● JOB:
Across the entries below, how many lines contain the string "value"? Give only the count.

● DATA ENTRIES:
######

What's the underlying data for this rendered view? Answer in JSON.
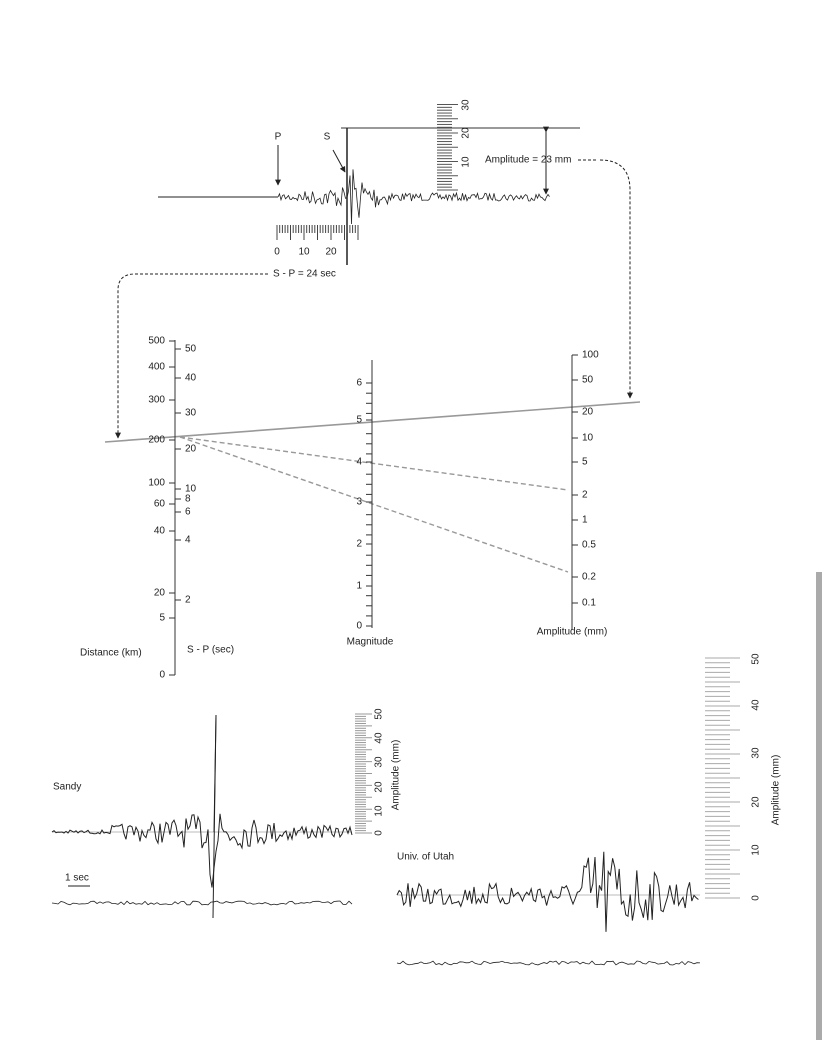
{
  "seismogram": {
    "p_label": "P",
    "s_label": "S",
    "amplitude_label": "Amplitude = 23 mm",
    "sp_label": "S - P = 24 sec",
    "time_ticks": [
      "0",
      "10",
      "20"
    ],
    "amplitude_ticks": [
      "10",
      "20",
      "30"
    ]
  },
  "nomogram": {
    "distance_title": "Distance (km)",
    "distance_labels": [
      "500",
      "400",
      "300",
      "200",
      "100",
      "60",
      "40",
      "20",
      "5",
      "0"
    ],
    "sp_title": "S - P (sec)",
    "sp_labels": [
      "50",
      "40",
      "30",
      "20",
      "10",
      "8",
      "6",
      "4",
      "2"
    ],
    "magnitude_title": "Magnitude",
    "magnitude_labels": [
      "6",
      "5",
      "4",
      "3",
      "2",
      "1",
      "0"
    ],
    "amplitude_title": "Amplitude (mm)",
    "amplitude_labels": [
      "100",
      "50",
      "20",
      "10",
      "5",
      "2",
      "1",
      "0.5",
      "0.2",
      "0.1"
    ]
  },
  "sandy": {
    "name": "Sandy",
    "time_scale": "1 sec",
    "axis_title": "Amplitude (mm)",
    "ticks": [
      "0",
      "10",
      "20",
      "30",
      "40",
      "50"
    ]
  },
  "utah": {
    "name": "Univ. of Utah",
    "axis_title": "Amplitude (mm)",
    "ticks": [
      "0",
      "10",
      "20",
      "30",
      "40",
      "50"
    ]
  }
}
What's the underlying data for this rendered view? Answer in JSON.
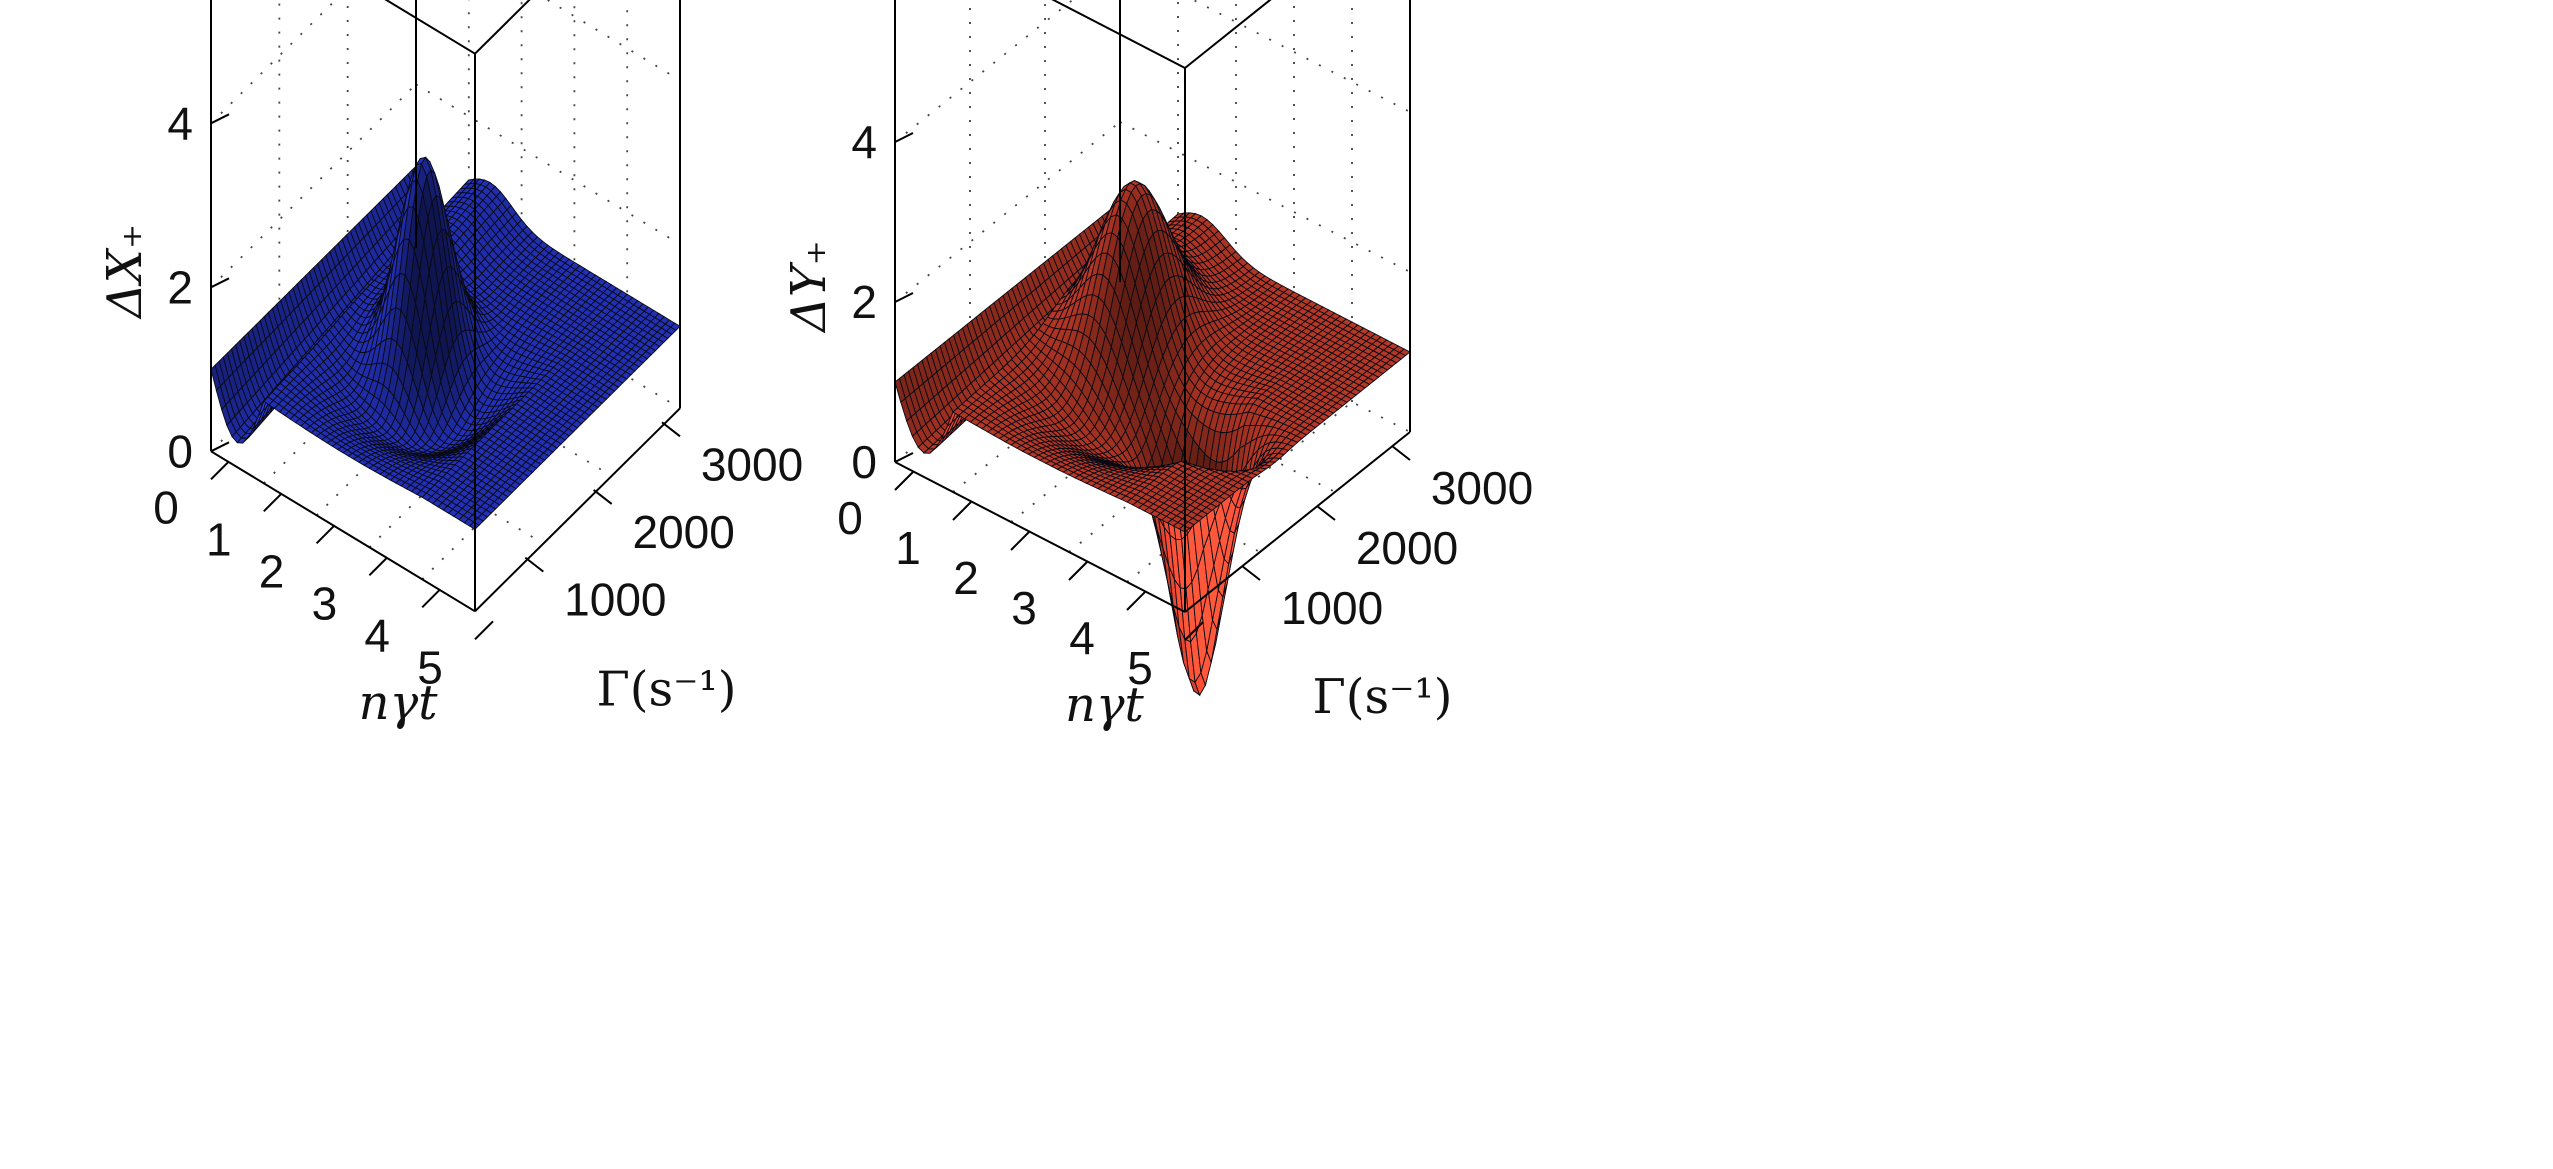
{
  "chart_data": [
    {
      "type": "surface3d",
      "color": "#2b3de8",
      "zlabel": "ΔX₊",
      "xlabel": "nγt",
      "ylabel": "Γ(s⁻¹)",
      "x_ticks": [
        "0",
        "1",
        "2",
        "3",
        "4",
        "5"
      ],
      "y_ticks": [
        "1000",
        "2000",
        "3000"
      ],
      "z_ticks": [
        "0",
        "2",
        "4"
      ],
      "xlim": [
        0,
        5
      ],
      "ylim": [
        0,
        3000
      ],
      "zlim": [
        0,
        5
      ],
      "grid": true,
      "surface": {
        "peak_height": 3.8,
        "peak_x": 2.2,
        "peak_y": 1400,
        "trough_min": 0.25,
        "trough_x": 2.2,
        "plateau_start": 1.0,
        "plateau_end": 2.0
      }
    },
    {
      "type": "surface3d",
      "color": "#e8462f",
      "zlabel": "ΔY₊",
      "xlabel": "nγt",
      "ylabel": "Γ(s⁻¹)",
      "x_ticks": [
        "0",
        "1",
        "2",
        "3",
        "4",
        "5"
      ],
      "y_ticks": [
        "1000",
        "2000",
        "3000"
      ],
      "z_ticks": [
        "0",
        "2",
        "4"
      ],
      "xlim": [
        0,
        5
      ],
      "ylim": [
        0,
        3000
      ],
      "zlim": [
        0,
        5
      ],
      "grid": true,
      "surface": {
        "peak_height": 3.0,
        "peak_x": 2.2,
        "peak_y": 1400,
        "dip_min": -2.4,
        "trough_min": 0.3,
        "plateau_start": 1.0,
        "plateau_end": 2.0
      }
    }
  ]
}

######

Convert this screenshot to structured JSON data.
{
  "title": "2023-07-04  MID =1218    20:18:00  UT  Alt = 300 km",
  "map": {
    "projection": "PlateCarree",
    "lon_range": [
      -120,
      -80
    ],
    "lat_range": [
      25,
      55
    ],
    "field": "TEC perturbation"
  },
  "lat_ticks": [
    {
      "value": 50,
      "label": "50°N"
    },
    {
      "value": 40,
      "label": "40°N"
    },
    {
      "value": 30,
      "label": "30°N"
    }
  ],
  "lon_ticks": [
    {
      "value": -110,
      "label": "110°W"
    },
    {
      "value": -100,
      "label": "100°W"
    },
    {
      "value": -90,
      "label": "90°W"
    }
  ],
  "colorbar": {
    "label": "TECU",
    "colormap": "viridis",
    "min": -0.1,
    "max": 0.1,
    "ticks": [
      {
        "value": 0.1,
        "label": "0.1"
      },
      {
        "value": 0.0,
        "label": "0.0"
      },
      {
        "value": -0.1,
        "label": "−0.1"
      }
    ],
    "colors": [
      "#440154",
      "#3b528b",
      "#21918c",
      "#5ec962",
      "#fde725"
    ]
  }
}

######

● RESPONSE FOR THIS EXERCISE:
9